[Dataset entries on figures]
########

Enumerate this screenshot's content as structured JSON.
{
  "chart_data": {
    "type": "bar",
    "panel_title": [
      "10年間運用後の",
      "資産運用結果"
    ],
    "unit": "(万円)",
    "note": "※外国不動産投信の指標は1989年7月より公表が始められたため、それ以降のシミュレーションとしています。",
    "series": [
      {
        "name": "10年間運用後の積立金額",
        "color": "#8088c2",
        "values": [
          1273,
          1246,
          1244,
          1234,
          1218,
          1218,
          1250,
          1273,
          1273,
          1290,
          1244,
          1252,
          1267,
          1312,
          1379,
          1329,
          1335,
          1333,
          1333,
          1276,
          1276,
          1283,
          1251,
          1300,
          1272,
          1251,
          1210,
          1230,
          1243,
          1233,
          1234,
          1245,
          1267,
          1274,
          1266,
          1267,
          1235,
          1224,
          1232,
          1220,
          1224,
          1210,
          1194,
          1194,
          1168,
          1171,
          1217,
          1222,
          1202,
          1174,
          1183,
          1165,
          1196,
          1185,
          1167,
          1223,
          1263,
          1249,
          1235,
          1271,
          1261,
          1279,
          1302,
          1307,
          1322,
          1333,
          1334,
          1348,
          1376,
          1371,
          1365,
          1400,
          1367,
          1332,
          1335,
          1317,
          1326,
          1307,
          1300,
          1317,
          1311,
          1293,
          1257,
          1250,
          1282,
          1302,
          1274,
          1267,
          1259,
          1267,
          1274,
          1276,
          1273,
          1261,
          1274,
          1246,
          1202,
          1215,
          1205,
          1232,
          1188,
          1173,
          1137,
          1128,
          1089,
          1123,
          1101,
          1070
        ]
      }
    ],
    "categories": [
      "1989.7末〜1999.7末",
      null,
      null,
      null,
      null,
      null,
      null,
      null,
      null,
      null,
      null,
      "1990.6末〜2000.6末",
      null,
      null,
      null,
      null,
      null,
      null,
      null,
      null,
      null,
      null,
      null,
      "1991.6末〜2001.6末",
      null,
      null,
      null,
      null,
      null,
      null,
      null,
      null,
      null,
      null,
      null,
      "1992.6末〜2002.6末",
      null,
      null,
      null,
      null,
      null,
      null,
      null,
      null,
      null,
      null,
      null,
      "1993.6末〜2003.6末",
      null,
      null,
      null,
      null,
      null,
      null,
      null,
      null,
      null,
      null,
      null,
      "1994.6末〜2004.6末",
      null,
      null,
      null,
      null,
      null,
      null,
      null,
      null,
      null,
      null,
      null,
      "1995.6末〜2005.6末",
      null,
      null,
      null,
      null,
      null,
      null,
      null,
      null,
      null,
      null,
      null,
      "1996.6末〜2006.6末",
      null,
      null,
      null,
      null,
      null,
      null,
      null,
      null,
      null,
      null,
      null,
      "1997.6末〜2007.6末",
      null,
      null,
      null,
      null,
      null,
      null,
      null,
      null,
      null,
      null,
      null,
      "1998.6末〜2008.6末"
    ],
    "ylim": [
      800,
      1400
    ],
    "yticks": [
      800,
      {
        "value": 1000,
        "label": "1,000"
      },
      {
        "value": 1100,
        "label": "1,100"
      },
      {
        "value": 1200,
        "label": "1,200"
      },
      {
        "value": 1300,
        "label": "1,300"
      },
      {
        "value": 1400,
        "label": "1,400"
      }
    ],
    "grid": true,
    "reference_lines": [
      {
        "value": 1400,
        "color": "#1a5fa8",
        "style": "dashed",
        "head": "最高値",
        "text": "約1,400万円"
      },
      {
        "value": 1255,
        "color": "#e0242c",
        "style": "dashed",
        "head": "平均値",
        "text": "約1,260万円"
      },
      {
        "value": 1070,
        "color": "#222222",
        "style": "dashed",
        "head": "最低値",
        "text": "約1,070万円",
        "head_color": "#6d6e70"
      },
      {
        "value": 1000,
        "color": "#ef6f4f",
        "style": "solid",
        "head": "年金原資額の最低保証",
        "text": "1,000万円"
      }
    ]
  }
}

########

* _WHAT NEEDS TO BE DONE_: Return every line of the material exactly.

* _SOLUTION TO THIS EXERCISE_:
Enumerate this screenshot's content as structured JSON.
{
  "chart_data": {
    "type": "bar",
    "panel_title": [
      "10年間運用後の",
      "資産運用結果"
    ],
    "unit": "(万円)",
    "note": "※外国不動産投信の指標は1989年7月より公表が始められたため、それ以降のシミュレーションとしています。",
    "series": [
      {
        "name": "10年間運用後の積立金額",
        "color": "#8088c2",
        "values": [
          1273,
          1246,
          1244,
          1234,
          1218,
          1218,
          1250,
          1273,
          1273,
          1290,
          1244,
          1252,
          1267,
          1312,
          1379,
          1329,
          1335,
          1333,
          1333,
          1276,
          1276,
          1283,
          1251,
          1300,
          1272,
          1251,
          1210,
          1230,
          1243,
          1233,
          1234,
          1245,
          1267,
          1274,
          1266,
          1267,
          1235,
          1224,
          1232,
          1220,
          1224,
          1210,
          1194,
          1194,
          1168,
          1171,
          1217,
          1222,
          1202,
          1174,
          1183,
          1165,
          1196,
          1185,
          1167,
          1223,
          1263,
          1249,
          1235,
          1271,
          1261,
          1279,
          1302,
          1307,
          1322,
          1333,
          1334,
          1348,
          1376,
          1371,
          1365,
          1400,
          1367,
          1332,
          1335,
          1317,
          1326,
          1307,
          1300,
          1317,
          1311,
          1293,
          1257,
          1250,
          1282,
          1302,
          1274,
          1267,
          1259,
          1267,
          1274,
          1276,
          1273,
          1261,
          1274,
          1246,
          1202,
          1215,
          1205,
          1232,
          1188,
          1173,
          1137,
          1128,
          1089,
          1123,
          1101,
          1070
        ]
      }
    ],
    "categories": [
      "1989.7末〜1999.7末",
      null,
      null,
      null,
      null,
      null,
      null,
      null,
      null,
      null,
      null,
      "1990.6末〜2000.6末",
      null,
      null,
      null,
      null,
      null,
      null,
      null,
      null,
      null,
      null,
      null,
      "1991.6末〜2001.6末",
      null,
      null,
      null,
      null,
      null,
      null,
      null,
      null,
      null,
      null,
      null,
      "1992.6末〜2002.6末",
      null,
      null,
      null,
      null,
      null,
      null,
      null,
      null,
      null,
      null,
      null,
      "1993.6末〜2003.6末",
      null,
      null,
      null,
      null,
      null,
      null,
      null,
      null,
      null,
      null,
      null,
      "1994.6末〜2004.6末",
      null,
      null,
      null,
      null,
      null,
      null,
      null,
      null,
      null,
      null,
      null,
      "1995.6末〜2005.6末",
      null,
      null,
      null,
      null,
      null,
      null,
      null,
      null,
      null,
      null,
      null,
      "1996.6末〜2006.6末",
      null,
      null,
      null,
      null,
      null,
      null,
      null,
      null,
      null,
      null,
      null,
      "1997.6末〜2007.6末",
      null,
      null,
      null,
      null,
      null,
      null,
      null,
      null,
      null,
      null,
      null,
      "1998.6末〜2008.6末"
    ],
    "ylim": [
      800,
      1400
    ],
    "yticks": [
      800,
      {
        "value": 1000,
        "label": "1,000"
      },
      {
        "value": 1100,
        "label": "1,100"
      },
      {
        "value": 1200,
        "label": "1,200"
      },
      {
        "value": 1300,
        "label": "1,300"
      },
      {
        "value": 1400,
        "label": "1,400"
      }
    ],
    "grid": true,
    "reference_lines": [
      {
        "value": 1400,
        "color": "#1a5fa8",
        "style": "dashed",
        "head": "最高値",
        "text": "約1,400万円"
      },
      {
        "value": 1255,
        "color": "#e0242c",
        "style": "dashed",
        "head": "平均値",
        "text": "約1,260万円"
      },
      {
        "value": 1070,
        "color": "#222222",
        "style": "dashed",
        "head": "最低値",
        "text": "約1,070万円",
        "head_color": "#6d6e70"
      },
      {
        "value": 1000,
        "color": "#ef6f4f",
        "style": "solid",
        "head": "年金原資額の最低保証",
        "text": "1,000万円"
      }
    ]
  }
}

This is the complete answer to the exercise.